— START —
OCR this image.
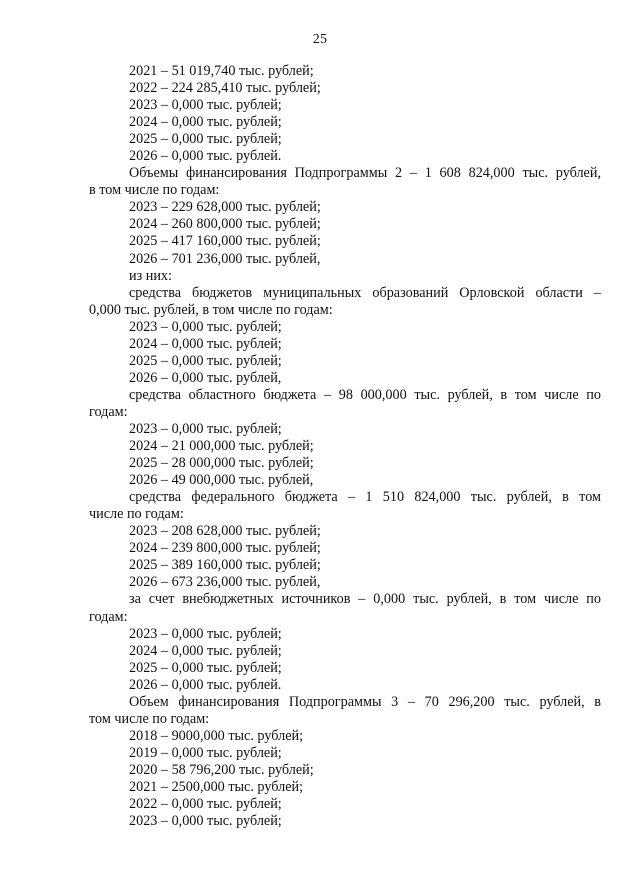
25
2021 – 51 019,740 тыс. рублей;
2022 – 224 285,410 тыс. рублей;
2023 – 0,000 тыс. рублей;
2024 – 0,000 тыс. рублей;
2025 – 0,000 тыс. рублей;
2026 – 0,000 тыс. рублей.
Объемы финансирования Подпрограммы 2 – 1 608 824,000 тыс. рублей,
в том числе по годам:
2023 – 229 628,000 тыс. рублей;
2024 – 260 800,000 тыс. рублей;
2025 – 417 160,000 тыс. рублей;
2026 – 701 236,000 тыс. рублей,
из них:
средства бюджетов муниципальных образований Орловской области –
0,000 тыс. рублей, в том числе по годам:
2023 – 0,000 тыс. рублей;
2024 – 0,000 тыс. рублей;
2025 – 0,000 тыс. рублей;
2026 – 0,000 тыс. рублей,
средства областного бюджета – 98 000,000 тыс. рублей, в том числе по
годам:
2023 – 0,000 тыс. рублей;
2024 – 21 000,000 тыс. рублей;
2025 – 28 000,000 тыс. рублей;
2026 – 49 000,000 тыс. рублей,
средства федерального бюджета – 1 510 824,000 тыс. рублей, в том
числе по годам:
2023 – 208 628,000 тыс. рублей;
2024 – 239 800,000 тыс. рублей;
2025 – 389 160,000 тыс. рублей;
2026 – 673 236,000 тыс. рублей,
за счет внебюджетных источников – 0,000 тыс. рублей, в том числе по
годам:
2023 – 0,000 тыс. рублей;
2024 – 0,000 тыс. рублей;
2025 – 0,000 тыс. рублей;
2026 – 0,000 тыс. рублей.
Объем финансирования Подпрограммы 3 – 70 296,200 тыс. рублей, в
том числе по годам:
2018 – 9000,000 тыс. рублей;
2019 – 0,000 тыс. рублей;
2020 – 58 796,200 тыс. рублей;
2021 – 2500,000 тыс. рублей;
2022 – 0,000 тыс. рублей;
2023 – 0,000 тыс. рублей;
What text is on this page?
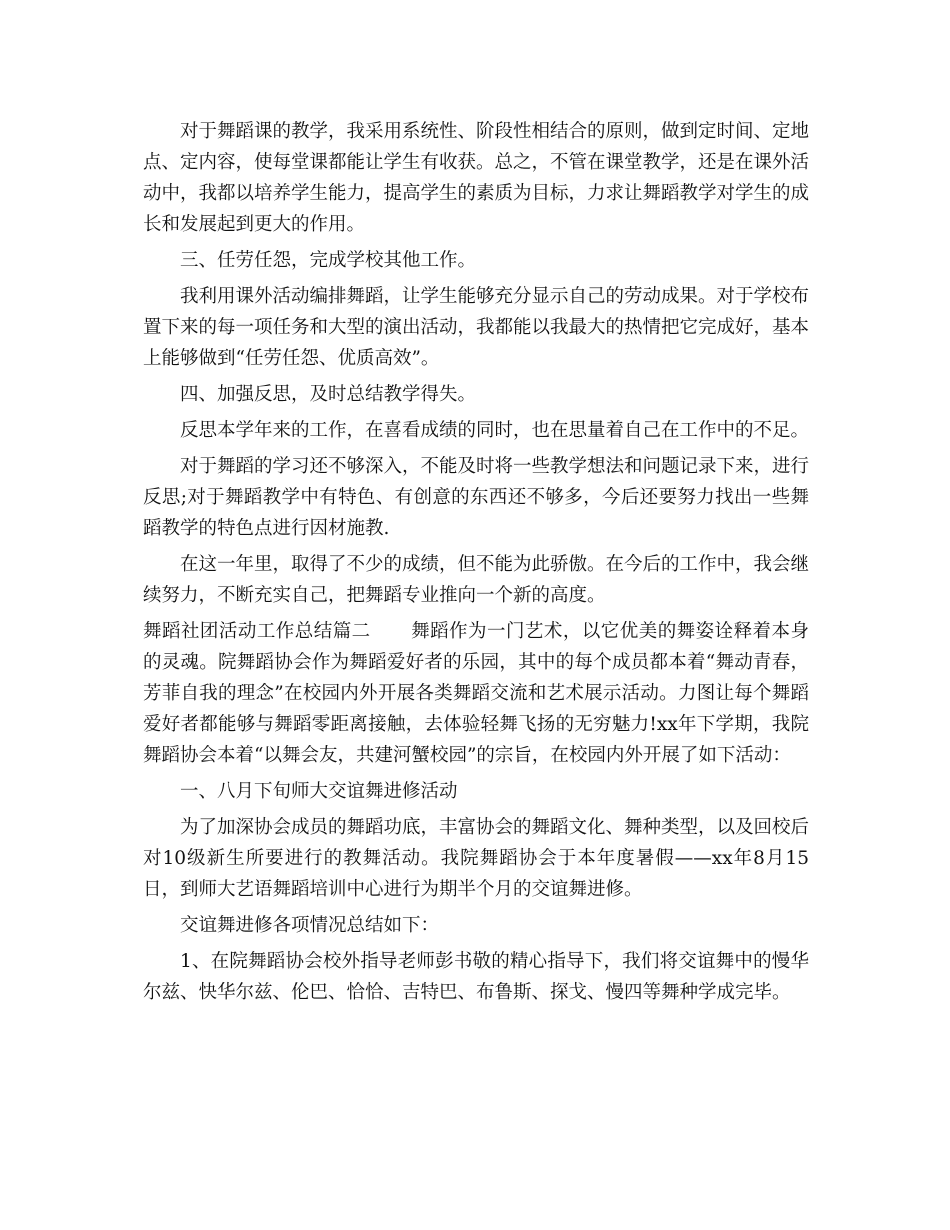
对于舞蹈课的教学，我采用系统性、阶段性相结合的原则，做到定时间、定地点、定内容，使每堂课都能让学生有收获。总之，不管在课堂教学，还是在课外活动中，我都以培养学生能力，提高学生的素质为目标，力求让舞蹈教学对学生的成长和发展起到更大的作用。

三、任劳任怨，完成学校其他工作。

我利用课外活动编排舞蹈，让学生能够充分显示自己的劳动成果。对于学校布置下来的每一项任务和大型的演出活动，我都能以我最大的热情把它完成好，基本上能够做到“任劳任怨、优质高效”。

四、加强反思，及时总结教学得失。

反思本学年来的工作，在喜看成绩的同时，也在思量着自己在工作中的不足。

对于舞蹈的学习还不够深入，不能及时将一些教学想法和问题记录下来，进行反思;对于舞蹈教学中有特色、有创意的东西还不够多，今后还要努力找出一些舞蹈教学的特色点进行因材施教.

在这一年里，取得了不少的成绩，但不能为此骄傲。在今后的工作中，我会继续努力，不断充实自己，把舞蹈专业推向一个新的高度。

舞蹈社团活动工作总结篇二 舞蹈作为一门艺术，以它优美的舞姿诠释着本身的灵魂。院舞蹈协会作为舞蹈爱好者的乐园，其中的每个成员都本着“舞动青春，芳菲自我的理念”在校园内外开展各类舞蹈交流和艺术展示活动。力图让每个舞蹈爱好者都能够与舞蹈零距离接触，去体验轻舞飞扬的无穷魅力!xx年下学期，我院舞蹈协会本着“以舞会友，共建河蟹校园”的宗旨，在校园内外开展了如下活动：

一、八月下旬师大交谊舞进修活动

为了加深协会成员的舞蹈功底，丰富协会的舞蹈文化、舞种类型，以及回校后对10级新生所要进行的教舞活动。我院舞蹈协会于本年度暑假——xx年8月15日，到师大艺语舞蹈培训中心进行为期半个月的交谊舞进修。

交谊舞进修各项情况总结如下：

1、在院舞蹈协会校外指导老师彭书敬的精心指导下，我们将交谊舞中的慢华尔兹、快华尔兹、伦巴、恰恰、吉特巴、布鲁斯、探戈、慢四等舞种学成完毕。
— END —
Task requirements
Word for word, please, restate the lines of the listing from the one holding "What text is on this page?" down to the last line, leaving out any pictures.

Worked solution
What text is on this page?
对于舞蹈课的教学，我采用系统性、阶段性相结合的原则，做到定时间、定地点、定内容，使每堂课都能让学生有收获。总之，不管在课堂教学，还是在课外活动中，我都以培养学生能力，提高学生的素质为目标，力求让舞蹈教学对学生的成长和发展起到更大的作用。

三、任劳任怨，完成学校其他工作。

我利用课外活动编排舞蹈，让学生能够充分显示自己的劳动成果。对于学校布置下来的每一项任务和大型的演出活动，我都能以我最大的热情把它完成好，基本上能够做到“任劳任怨、优质高效”。

四、加强反思，及时总结教学得失。

反思本学年来的工作，在喜看成绩的同时，也在思量着自己在工作中的不足。

对于舞蹈的学习还不够深入，不能及时将一些教学想法和问题记录下来，进行反思;对于舞蹈教学中有特色、有创意的东西还不够多，今后还要努力找出一些舞蹈教学的特色点进行因材施教.

在这一年里，取得了不少的成绩，但不能为此骄傲。在今后的工作中，我会继续努力，不断充实自己，把舞蹈专业推向一个新的高度。

舞蹈社团活动工作总结篇二 舞蹈作为一门艺术，以它优美的舞姿诠释着本身的灵魂。院舞蹈协会作为舞蹈爱好者的乐园，其中的每个成员都本着“舞动青春，芳菲自我的理念”在校园内外开展各类舞蹈交流和艺术展示活动。力图让每个舞蹈爱好者都能够与舞蹈零距离接触，去体验轻舞飞扬的无穷魅力!xx年下学期，我院舞蹈协会本着“以舞会友，共建河蟹校园”的宗旨，在校园内外开展了如下活动：

一、八月下旬师大交谊舞进修活动

为了加深协会成员的舞蹈功底，丰富协会的舞蹈文化、舞种类型，以及回校后对10级新生所要进行的教舞活动。我院舞蹈协会于本年度暑假——xx年8月15日，到师大艺语舞蹈培训中心进行为期半个月的交谊舞进修。

交谊舞进修各项情况总结如下：

1、在院舞蹈协会校外指导老师彭书敬的精心指导下，我们将交谊舞中的慢华尔兹、快华尔兹、伦巴、恰恰、吉特巴、布鲁斯、探戈、慢四等舞种学成完毕。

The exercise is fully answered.